• Saved data entries
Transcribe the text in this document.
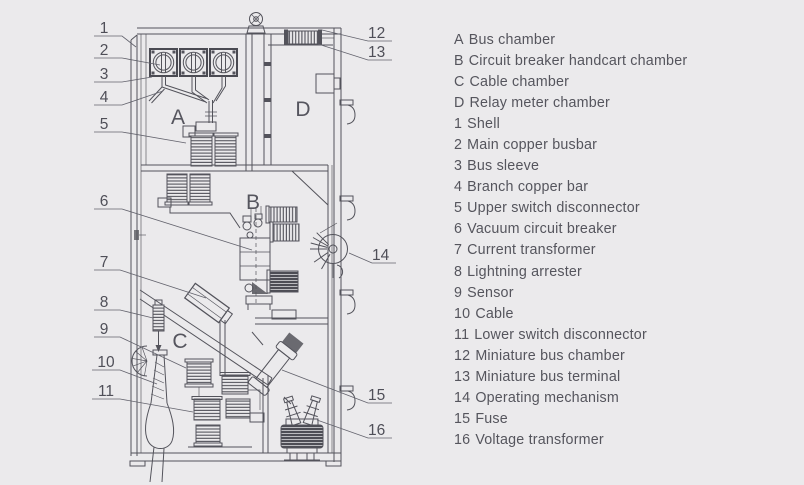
A
B
C
D
1
2
3
4
5
6
7
8
9
10
11
12
13
14
15
16
A Bus chamber
B Circuit breaker handcart chamber
C Cable chamber
D Relay meter chamber
1 Shell
2 Main copper busbar
3 Bus sleeve
4 Branch copper bar
5 Upper switch disconnector
6 Vacuum circuit breaker
7 Current transformer
8 Lightning arrester
9 Sensor
10 Cable
11 Lower switch disconnector
12 Miniature bus chamber
13 Miniature bus terminal
14 Operating mechanism
15 Fuse
16 Voltage transformer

• WHAT YOU HAVE TO DO
Locate the word "breaker" in the records and collect each line it appears in.

• COMPLETE ANSWER
B Circuit breaker handcart chamber
6 Vacuum circuit breaker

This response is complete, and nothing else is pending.